- [What you will do] Every entry needs to be reproduced exactly.

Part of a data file

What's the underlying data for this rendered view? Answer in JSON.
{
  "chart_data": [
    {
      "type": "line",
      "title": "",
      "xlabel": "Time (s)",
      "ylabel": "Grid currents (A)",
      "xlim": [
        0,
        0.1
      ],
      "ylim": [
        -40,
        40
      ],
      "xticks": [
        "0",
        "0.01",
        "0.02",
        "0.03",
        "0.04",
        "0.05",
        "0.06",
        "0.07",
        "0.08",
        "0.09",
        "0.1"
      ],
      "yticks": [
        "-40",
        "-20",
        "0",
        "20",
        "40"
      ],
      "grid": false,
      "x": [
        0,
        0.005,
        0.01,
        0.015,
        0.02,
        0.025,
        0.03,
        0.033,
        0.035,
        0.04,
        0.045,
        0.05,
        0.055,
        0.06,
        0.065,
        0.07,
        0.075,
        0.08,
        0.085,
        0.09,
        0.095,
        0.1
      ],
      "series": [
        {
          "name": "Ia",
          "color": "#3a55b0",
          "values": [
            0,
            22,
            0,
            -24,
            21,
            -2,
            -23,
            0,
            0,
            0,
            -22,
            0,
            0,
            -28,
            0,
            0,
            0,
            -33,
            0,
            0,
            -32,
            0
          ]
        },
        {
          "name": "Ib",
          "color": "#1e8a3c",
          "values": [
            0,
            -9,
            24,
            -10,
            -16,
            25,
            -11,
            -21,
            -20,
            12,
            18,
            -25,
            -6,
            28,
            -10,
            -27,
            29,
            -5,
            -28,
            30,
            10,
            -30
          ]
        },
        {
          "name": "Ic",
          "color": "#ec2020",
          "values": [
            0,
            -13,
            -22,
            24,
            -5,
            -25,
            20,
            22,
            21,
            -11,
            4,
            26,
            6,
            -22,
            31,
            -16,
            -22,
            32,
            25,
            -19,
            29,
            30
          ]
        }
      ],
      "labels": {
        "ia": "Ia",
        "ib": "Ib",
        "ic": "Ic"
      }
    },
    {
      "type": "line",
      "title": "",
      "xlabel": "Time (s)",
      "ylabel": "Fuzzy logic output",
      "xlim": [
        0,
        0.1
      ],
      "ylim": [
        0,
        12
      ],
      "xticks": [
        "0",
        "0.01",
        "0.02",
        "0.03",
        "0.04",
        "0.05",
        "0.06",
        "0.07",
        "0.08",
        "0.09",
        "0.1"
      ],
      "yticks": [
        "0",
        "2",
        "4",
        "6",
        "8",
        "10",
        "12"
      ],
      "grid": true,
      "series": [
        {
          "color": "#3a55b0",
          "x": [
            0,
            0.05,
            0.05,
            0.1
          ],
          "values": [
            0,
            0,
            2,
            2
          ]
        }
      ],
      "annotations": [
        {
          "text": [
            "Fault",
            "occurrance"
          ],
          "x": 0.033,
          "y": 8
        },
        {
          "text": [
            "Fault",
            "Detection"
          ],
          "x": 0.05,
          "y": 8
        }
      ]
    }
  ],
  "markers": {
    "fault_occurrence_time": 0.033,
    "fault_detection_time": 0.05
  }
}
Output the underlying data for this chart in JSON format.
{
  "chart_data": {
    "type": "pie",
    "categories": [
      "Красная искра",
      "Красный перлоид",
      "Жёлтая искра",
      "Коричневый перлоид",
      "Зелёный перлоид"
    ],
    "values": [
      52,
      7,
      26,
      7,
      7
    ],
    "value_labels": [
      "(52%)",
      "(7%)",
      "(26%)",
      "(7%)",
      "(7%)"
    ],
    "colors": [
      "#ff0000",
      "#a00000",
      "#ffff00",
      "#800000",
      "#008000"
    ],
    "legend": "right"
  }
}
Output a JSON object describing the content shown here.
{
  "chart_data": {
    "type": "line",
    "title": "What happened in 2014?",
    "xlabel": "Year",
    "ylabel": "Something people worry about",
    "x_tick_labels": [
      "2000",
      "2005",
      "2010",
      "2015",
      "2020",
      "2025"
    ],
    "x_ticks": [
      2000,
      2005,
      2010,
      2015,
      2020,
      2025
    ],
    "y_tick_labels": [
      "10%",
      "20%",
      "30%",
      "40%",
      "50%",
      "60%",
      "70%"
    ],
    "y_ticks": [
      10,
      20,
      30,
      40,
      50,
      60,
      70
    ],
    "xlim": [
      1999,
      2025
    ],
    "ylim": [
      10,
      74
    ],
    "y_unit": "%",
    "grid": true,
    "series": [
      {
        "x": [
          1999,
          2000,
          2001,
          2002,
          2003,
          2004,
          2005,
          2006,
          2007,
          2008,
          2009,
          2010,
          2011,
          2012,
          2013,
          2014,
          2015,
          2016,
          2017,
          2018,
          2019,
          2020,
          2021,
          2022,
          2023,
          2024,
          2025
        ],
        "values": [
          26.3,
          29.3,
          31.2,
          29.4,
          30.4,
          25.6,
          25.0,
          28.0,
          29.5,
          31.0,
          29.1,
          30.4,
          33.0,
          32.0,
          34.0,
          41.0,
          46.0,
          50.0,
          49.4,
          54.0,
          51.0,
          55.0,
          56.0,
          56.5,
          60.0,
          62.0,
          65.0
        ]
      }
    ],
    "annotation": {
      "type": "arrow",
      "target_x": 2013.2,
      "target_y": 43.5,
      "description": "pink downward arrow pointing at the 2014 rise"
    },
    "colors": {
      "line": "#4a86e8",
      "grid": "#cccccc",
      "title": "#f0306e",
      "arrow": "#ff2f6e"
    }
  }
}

- [The answer]
What's the underlying data for this rendered view? Answer in JSON.
{
  "chart_data": [
    {
      "type": "line",
      "title": "",
      "xlabel": "Time (s)",
      "ylabel": "Grid currents (A)",
      "xlim": [
        0,
        0.1
      ],
      "ylim": [
        -40,
        40
      ],
      "xticks": [
        "0",
        "0.01",
        "0.02",
        "0.03",
        "0.04",
        "0.05",
        "0.06",
        "0.07",
        "0.08",
        "0.09",
        "0.1"
      ],
      "yticks": [
        "-40",
        "-20",
        "0",
        "20",
        "40"
      ],
      "grid": false,
      "x": [
        0,
        0.005,
        0.01,
        0.015,
        0.02,
        0.025,
        0.03,
        0.033,
        0.035,
        0.04,
        0.045,
        0.05,
        0.055,
        0.06,
        0.065,
        0.07,
        0.075,
        0.08,
        0.085,
        0.09,
        0.095,
        0.1
      ],
      "series": [
        {
          "name": "Ia",
          "color": "#3a55b0",
          "values": [
            0,
            22,
            0,
            -24,
            21,
            -2,
            -23,
            0,
            0,
            0,
            -22,
            0,
            0,
            -28,
            0,
            0,
            0,
            -33,
            0,
            0,
            -32,
            0
          ]
        },
        {
          "name": "Ib",
          "color": "#1e8a3c",
          "values": [
            0,
            -9,
            24,
            -10,
            -16,
            25,
            -11,
            -21,
            -20,
            12,
            18,
            -25,
            -6,
            28,
            -10,
            -27,
            29,
            -5,
            -28,
            30,
            10,
            -30
          ]
        },
        {
          "name": "Ic",
          "color": "#ec2020",
          "values": [
            0,
            -13,
            -22,
            24,
            -5,
            -25,
            20,
            22,
            21,
            -11,
            4,
            26,
            6,
            -22,
            31,
            -16,
            -22,
            32,
            25,
            -19,
            29,
            30
          ]
        }
      ],
      "labels": {
        "ia": "Ia",
        "ib": "Ib",
        "ic": "Ic"
      }
    },
    {
      "type": "line",
      "title": "",
      "xlabel": "Time (s)",
      "ylabel": "Fuzzy logic output",
      "xlim": [
        0,
        0.1
      ],
      "ylim": [
        0,
        12
      ],
      "xticks": [
        "0",
        "0.01",
        "0.02",
        "0.03",
        "0.04",
        "0.05",
        "0.06",
        "0.07",
        "0.08",
        "0.09",
        "0.1"
      ],
      "yticks": [
        "0",
        "2",
        "4",
        "6",
        "8",
        "10",
        "12"
      ],
      "grid": true,
      "series": [
        {
          "color": "#3a55b0",
          "x": [
            0,
            0.05,
            0.05,
            0.1
          ],
          "values": [
            0,
            0,
            2,
            2
          ]
        }
      ],
      "annotations": [
        {
          "text": [
            "Fault",
            "occurrance"
          ],
          "x": 0.033,
          "y": 8
        },
        {
          "text": [
            "Fault",
            "Detection"
          ],
          "x": 0.05,
          "y": 8
        }
      ]
    }
  ],
  "markers": {
    "fault_occurrence_time": 0.033,
    "fault_detection_time": 0.05
  }
}
Output the underlying data for this chart in JSON format.
{
  "chart_data": {
    "type": "pie",
    "categories": [
      "Красная искра",
      "Красный перлоид",
      "Жёлтая искра",
      "Коричневый перлоид",
      "Зелёный перлоид"
    ],
    "values": [
      52,
      7,
      26,
      7,
      7
    ],
    "value_labels": [
      "(52%)",
      "(7%)",
      "(26%)",
      "(7%)",
      "(7%)"
    ],
    "colors": [
      "#ff0000",
      "#a00000",
      "#ffff00",
      "#800000",
      "#008000"
    ],
    "legend": "right"
  }
}
Output a JSON object describing the content shown here.
{
  "chart_data": {
    "type": "line",
    "title": "What happened in 2014?",
    "xlabel": "Year",
    "ylabel": "Something people worry about",
    "x_tick_labels": [
      "2000",
      "2005",
      "2010",
      "2015",
      "2020",
      "2025"
    ],
    "x_ticks": [
      2000,
      2005,
      2010,
      2015,
      2020,
      2025
    ],
    "y_tick_labels": [
      "10%",
      "20%",
      "30%",
      "40%",
      "50%",
      "60%",
      "70%"
    ],
    "y_ticks": [
      10,
      20,
      30,
      40,
      50,
      60,
      70
    ],
    "xlim": [
      1999,
      2025
    ],
    "ylim": [
      10,
      74
    ],
    "y_unit": "%",
    "grid": true,
    "series": [
      {
        "x": [
          1999,
          2000,
          2001,
          2002,
          2003,
          2004,
          2005,
          2006,
          2007,
          2008,
          2009,
          2010,
          2011,
          2012,
          2013,
          2014,
          2015,
          2016,
          2017,
          2018,
          2019,
          2020,
          2021,
          2022,
          2023,
          2024,
          2025
        ],
        "values": [
          26.3,
          29.3,
          31.2,
          29.4,
          30.4,
          25.6,
          25.0,
          28.0,
          29.5,
          31.0,
          29.1,
          30.4,
          33.0,
          32.0,
          34.0,
          41.0,
          46.0,
          50.0,
          49.4,
          54.0,
          51.0,
          55.0,
          56.0,
          56.5,
          60.0,
          62.0,
          65.0
        ]
      }
    ],
    "annotation": {
      "type": "arrow",
      "target_x": 2013.2,
      "target_y": 43.5,
      "description": "pink downward arrow pointing at the 2014 rise"
    },
    "colors": {
      "line": "#4a86e8",
      "grid": "#cccccc",
      "title": "#f0306e",
      "arrow": "#ff2f6e"
    }
  }
}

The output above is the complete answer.